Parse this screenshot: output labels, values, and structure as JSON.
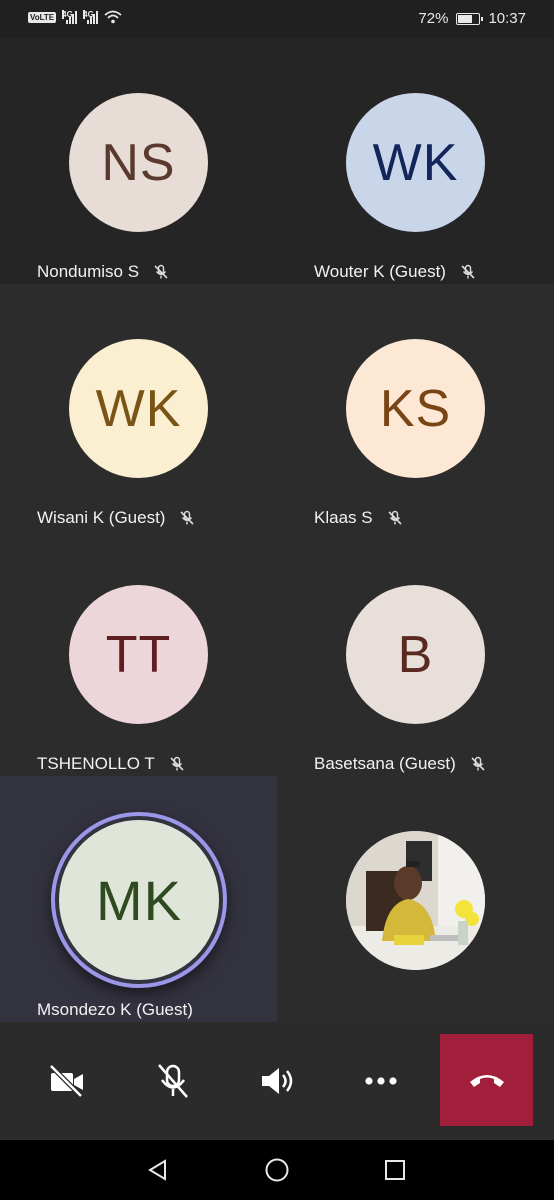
{
  "status_bar": {
    "left_indicators": [
      "VoLTE 2",
      "4G",
      "4G",
      "wifi"
    ],
    "network_1": "4G",
    "network_2": "4G",
    "battery_percent": "72%",
    "battery_level": 0.72,
    "time": "10:37"
  },
  "participants": [
    {
      "initials": "NS",
      "name": "Nondumiso S",
      "muted": true,
      "avatar_bg": "#e8dcd6",
      "avatar_fg": "#5a3a2e"
    },
    {
      "initials": "WK",
      "name": "Wouter K (Guest)",
      "muted": true,
      "avatar_bg": "#c9d6ea",
      "avatar_fg": "#14255a"
    },
    {
      "initials": "WK",
      "name": "Wisani K (Guest)",
      "muted": true,
      "avatar_bg": "#fbefd1",
      "avatar_fg": "#7a5415"
    },
    {
      "initials": "KS",
      "name": "Klaas S",
      "muted": true,
      "avatar_bg": "#fde8d5",
      "avatar_fg": "#7a4515"
    },
    {
      "initials": "TT",
      "name": "TSHENOLLO T",
      "muted": true,
      "avatar_bg": "#ecd6da",
      "avatar_fg": "#5e1e22"
    },
    {
      "initials": "B",
      "name": "Basetsana (Guest)",
      "muted": true,
      "avatar_bg": "#e9dfda",
      "avatar_fg": "#5a2a20"
    },
    {
      "initials": "MK",
      "name": "Msondezo K (Guest)",
      "muted": false,
      "speaking": true,
      "avatar_bg": "#dfe5d8",
      "avatar_fg": "#2f4a20"
    },
    {
      "name": "",
      "self_view": true,
      "photo": "self-camera-photo"
    }
  ],
  "controls": {
    "camera": "camera-off-icon",
    "mic": "mic-off-icon",
    "speaker": "speaker-icon",
    "more": "more-options-icon",
    "hangup": "hang-up-icon",
    "hangup_color": "#a11f3a"
  },
  "nav_bar": [
    "back-icon",
    "home-icon",
    "recents-icon"
  ]
}
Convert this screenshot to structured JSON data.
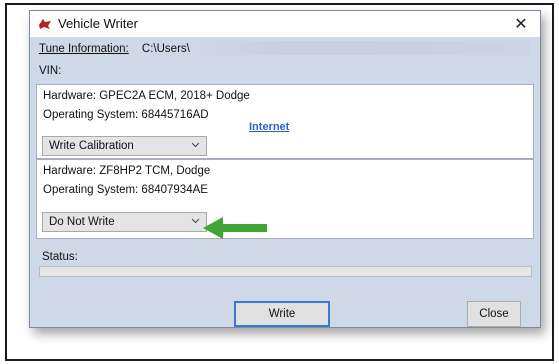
{
  "window": {
    "title": "Vehicle Writer",
    "close_glyph": "✕",
    "icon": "vehicle-writer-app-icon"
  },
  "info": {
    "tune_label": "Tune Information:",
    "tune_value": "C:\\Users\\",
    "vin_label": "VIN:"
  },
  "modules": [
    {
      "hardware": "Hardware: GPEC2A ECM, 2018+ Dodge",
      "os": "Operating System: 68445716AD",
      "link": "Internet",
      "action": "Write Calibration"
    },
    {
      "hardware": "Hardware: ZF8HP2 TCM, Dodge",
      "os": "Operating System: 68407934AE",
      "action": "Do Not Write"
    }
  ],
  "status": {
    "label": "Status:",
    "progress": 0
  },
  "buttons": {
    "write": "Write",
    "close": "Close"
  },
  "colors": {
    "window_bg": "#cfd8e6",
    "link": "#2b63c7",
    "arrow": "#3fa535",
    "write_button_border": "#3a78d2"
  },
  "annotation": {
    "icon": "green-arrow-icon"
  }
}
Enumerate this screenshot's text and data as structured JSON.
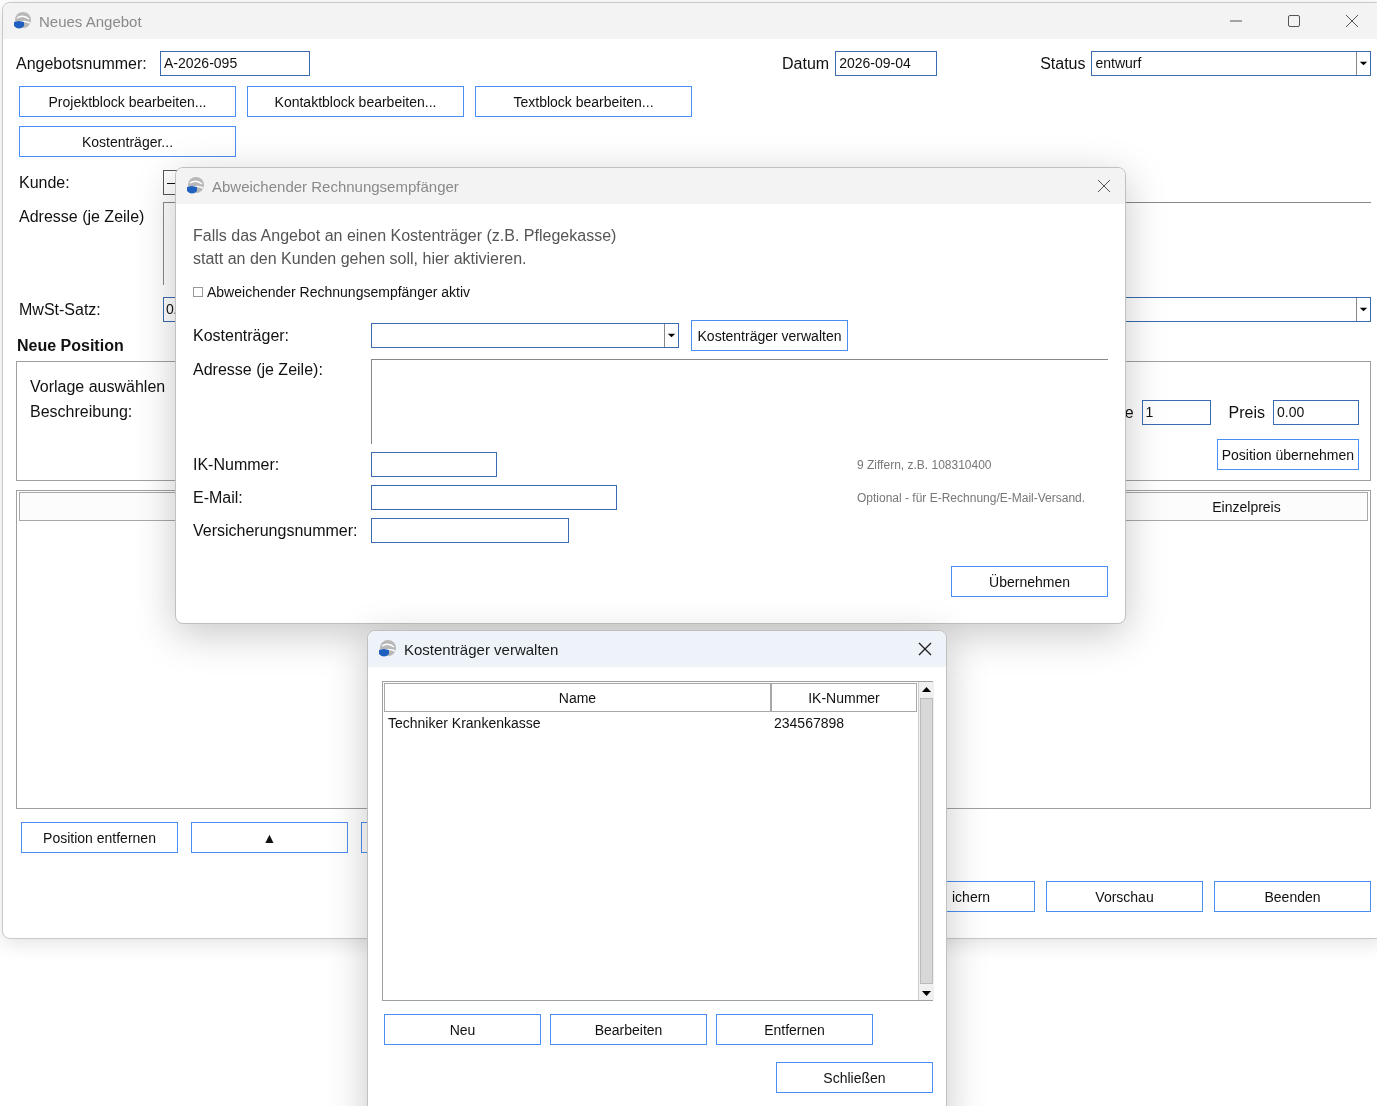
{
  "main_window": {
    "title": "Neues Angebot",
    "active": false,
    "header": {
      "number_label": "Angebotsnummer:",
      "number_value": "A-2026-095",
      "date_label": "Datum",
      "date_value": "2026-09-04",
      "status_label": "Status",
      "status_value": "entwurf"
    },
    "block_buttons": [
      "Projektblock bearbeiten...",
      "Kontaktblock bearbeiten...",
      "Textblock bearbeiten..."
    ],
    "cost_button": "Kostenträger...",
    "customer_label": "Kunde:",
    "customer_value": "—",
    "address_label": "Adresse (je Zeile)",
    "vat_label": "MwSt-Satz:",
    "vat_value": "0.",
    "new_position": {
      "heading": "Neue Position",
      "template_label": "Vorlage auswählen",
      "description_label": "Beschreibung:",
      "quantity_label": "e",
      "quantity_value": "1",
      "price_label": "Preis",
      "price_value": "0.00",
      "apply_button": "Position übernehmen"
    },
    "positions_table": {
      "visible_column": "Einzelpreis"
    },
    "row_buttons": [
      "Position entfernen",
      "▲"
    ],
    "footer_buttons": [
      "ichern",
      "Vorschau",
      "Beenden"
    ]
  },
  "recipient_dialog": {
    "title": "Abweichender Rechnungsempfänger",
    "active": false,
    "intro_lines": [
      "Falls das Angebot an einen Kostenträger (z.B. Pflegekasse)",
      "statt an den Kunden gehen soll, hier aktivieren."
    ],
    "checkbox": {
      "label": "Abweichender Rechnungsempfänger aktiv",
      "checked": false
    },
    "payer_label": "Kostenträger:",
    "manage_button": "Kostenträger verwalten",
    "address_label": "Adresse (je Zeile):",
    "fields": [
      {
        "label": "IK-Nummer:",
        "hint": "9 Ziffern, z.B. 108310400"
      },
      {
        "label": "E-Mail:",
        "hint": "Optional - für E-Rechnung/E-Mail-Versand."
      },
      {
        "label": "Versicherungsnummer:"
      }
    ],
    "apply_button": "Übernehmen"
  },
  "payers_dialog": {
    "title": "Kostenträger verwalten",
    "active": true,
    "columns": [
      "Name",
      "IK-Nummer"
    ],
    "rows": [
      [
        "Techniker Krankenkasse",
        "234567898"
      ]
    ],
    "buttons": [
      "Neu",
      "Bearbeiten",
      "Entfernen"
    ],
    "close_button": "Schließen"
  }
}
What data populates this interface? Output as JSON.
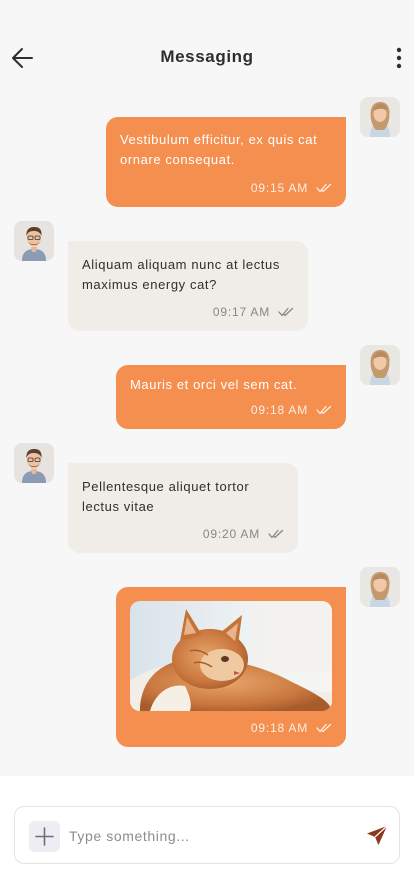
··········
- _Short task_: Find the lines above holding the word "Guest" and show them.

- _Task output_:
      "name": "Wouter K (Guest)",
      "name": "Wisani K (Guest)",
      "name": "Basetsana (Guest)",
      "name": "Msondezo K (Guest)",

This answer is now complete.